§ **Task statement**
Go through the entries below and pick out every line with "интернет".

--

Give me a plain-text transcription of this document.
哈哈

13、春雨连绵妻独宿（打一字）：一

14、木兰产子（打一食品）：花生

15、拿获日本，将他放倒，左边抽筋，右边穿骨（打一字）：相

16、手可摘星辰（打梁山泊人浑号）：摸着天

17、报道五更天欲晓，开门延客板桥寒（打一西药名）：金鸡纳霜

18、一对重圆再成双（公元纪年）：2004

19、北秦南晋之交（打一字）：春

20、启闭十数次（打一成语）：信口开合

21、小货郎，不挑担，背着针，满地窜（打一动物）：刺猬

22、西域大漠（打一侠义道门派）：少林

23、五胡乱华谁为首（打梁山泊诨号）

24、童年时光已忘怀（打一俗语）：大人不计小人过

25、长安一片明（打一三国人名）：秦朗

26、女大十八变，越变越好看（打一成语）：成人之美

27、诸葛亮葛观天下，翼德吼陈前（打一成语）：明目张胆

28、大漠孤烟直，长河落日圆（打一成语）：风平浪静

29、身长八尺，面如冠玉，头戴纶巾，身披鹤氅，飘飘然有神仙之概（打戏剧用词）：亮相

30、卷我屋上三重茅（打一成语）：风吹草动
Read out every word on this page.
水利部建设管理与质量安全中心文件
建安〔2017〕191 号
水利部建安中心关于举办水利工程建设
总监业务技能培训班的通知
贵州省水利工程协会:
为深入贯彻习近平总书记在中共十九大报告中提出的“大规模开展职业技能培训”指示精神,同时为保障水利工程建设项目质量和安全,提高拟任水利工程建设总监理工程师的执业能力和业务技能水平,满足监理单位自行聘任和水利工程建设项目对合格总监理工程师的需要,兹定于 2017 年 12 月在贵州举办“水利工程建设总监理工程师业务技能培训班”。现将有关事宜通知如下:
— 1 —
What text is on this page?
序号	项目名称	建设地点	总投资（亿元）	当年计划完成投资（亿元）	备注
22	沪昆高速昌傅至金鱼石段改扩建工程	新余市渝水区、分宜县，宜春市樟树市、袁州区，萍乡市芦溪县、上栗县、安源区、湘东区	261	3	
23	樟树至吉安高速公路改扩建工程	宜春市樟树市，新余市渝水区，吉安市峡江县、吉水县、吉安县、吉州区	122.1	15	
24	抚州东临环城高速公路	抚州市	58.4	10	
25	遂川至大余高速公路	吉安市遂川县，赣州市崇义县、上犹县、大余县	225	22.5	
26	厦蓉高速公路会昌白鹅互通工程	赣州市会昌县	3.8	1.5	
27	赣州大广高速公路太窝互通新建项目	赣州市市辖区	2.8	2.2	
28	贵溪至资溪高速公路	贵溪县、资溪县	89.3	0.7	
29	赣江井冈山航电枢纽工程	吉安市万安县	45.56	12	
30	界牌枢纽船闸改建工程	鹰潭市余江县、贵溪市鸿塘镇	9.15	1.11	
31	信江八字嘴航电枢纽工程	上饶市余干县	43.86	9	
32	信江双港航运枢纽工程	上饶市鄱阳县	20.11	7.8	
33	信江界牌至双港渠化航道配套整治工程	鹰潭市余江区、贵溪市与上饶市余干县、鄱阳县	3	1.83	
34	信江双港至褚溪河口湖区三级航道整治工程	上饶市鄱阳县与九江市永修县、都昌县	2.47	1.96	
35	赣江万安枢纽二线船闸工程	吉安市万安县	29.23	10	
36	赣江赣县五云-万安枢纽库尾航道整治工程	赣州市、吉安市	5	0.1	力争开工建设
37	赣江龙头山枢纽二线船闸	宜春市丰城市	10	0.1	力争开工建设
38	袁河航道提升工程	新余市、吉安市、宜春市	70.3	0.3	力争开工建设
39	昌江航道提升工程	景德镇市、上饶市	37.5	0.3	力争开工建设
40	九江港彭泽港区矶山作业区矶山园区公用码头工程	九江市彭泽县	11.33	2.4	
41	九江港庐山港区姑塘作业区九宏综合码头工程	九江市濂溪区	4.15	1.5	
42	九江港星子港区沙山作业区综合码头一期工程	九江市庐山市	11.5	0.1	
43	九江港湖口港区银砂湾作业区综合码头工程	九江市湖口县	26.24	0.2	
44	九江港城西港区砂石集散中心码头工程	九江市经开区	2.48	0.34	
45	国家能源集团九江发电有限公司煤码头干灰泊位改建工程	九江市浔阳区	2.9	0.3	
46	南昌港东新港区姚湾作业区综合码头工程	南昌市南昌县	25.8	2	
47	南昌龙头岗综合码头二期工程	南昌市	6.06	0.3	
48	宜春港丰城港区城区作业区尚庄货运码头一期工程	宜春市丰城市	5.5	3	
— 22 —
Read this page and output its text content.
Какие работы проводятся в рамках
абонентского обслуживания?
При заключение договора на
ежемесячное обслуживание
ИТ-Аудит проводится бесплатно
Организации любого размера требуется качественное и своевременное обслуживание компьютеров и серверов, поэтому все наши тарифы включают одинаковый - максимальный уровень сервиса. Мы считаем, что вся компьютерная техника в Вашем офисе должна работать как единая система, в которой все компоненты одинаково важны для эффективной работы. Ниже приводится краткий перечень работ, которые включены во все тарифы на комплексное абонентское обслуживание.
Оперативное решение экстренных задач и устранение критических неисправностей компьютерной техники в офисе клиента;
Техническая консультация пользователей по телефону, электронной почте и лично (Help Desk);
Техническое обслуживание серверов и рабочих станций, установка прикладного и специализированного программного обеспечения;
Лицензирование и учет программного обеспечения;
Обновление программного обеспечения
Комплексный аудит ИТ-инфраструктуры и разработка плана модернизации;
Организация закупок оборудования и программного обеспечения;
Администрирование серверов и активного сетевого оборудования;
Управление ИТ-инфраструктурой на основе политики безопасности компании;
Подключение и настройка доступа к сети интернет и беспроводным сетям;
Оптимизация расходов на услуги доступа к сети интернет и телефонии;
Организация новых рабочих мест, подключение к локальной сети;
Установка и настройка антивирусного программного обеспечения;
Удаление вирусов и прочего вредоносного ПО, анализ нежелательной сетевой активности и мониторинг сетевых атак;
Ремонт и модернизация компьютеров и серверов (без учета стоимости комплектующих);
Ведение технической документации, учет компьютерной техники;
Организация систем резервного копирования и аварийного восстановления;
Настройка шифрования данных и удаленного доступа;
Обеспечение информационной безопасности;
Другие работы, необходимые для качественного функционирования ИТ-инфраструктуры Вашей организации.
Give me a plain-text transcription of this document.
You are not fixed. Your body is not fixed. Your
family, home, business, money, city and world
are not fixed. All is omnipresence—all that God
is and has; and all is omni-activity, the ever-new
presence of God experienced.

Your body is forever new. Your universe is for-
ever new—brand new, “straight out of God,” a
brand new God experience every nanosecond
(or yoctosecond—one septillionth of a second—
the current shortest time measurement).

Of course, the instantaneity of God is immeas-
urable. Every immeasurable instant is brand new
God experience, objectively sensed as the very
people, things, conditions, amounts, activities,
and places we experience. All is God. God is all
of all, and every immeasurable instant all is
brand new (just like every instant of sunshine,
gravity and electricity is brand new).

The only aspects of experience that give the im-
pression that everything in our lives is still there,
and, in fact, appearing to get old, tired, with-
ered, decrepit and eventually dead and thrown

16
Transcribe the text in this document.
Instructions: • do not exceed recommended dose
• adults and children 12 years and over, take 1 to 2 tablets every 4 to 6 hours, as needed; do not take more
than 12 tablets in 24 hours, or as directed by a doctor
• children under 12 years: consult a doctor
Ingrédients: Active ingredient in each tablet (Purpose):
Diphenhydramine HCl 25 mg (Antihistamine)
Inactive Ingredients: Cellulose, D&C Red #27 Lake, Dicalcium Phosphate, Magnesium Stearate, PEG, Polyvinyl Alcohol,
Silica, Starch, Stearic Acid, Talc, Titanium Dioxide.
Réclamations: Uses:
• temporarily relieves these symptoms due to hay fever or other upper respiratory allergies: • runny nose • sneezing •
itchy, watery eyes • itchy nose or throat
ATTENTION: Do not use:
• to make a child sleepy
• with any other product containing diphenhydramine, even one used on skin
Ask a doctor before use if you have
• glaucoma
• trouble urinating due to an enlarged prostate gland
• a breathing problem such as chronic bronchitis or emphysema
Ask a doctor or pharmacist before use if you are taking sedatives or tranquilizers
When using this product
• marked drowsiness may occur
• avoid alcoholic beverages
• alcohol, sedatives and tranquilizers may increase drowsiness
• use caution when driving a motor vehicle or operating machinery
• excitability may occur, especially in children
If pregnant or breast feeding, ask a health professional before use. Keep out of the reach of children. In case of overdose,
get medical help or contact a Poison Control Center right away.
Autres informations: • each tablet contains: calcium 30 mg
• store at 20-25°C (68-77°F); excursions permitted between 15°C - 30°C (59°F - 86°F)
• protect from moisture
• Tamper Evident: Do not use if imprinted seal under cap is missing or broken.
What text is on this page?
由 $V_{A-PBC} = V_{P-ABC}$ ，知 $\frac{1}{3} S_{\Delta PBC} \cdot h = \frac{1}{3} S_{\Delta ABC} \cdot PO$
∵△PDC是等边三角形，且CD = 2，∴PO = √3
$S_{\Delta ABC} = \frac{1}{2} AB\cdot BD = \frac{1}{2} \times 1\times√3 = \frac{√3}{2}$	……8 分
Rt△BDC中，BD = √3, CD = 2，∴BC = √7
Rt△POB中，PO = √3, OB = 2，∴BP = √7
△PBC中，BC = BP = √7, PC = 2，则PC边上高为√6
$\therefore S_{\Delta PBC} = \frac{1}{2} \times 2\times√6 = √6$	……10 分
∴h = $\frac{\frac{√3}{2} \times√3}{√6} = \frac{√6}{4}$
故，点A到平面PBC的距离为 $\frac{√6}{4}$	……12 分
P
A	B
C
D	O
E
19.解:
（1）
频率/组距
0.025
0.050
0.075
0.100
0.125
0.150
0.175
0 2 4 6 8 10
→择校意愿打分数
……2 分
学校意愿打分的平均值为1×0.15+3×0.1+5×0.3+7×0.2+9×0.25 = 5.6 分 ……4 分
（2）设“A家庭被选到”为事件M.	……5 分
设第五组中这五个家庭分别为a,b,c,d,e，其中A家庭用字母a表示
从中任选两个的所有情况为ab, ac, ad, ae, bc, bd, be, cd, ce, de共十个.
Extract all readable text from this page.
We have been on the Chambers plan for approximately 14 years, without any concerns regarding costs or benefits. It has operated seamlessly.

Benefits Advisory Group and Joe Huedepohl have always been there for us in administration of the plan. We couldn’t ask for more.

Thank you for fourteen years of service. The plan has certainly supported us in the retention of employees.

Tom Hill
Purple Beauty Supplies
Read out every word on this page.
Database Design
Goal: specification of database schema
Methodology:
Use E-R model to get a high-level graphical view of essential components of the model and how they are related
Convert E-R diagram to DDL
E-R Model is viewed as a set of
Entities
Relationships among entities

--

§ **Reply to the exercise**
Подключение и настройка доступа к сети интернет и беспроводным сетям;
Оптимизация расходов на услуги доступа к сети интернет и телефонии;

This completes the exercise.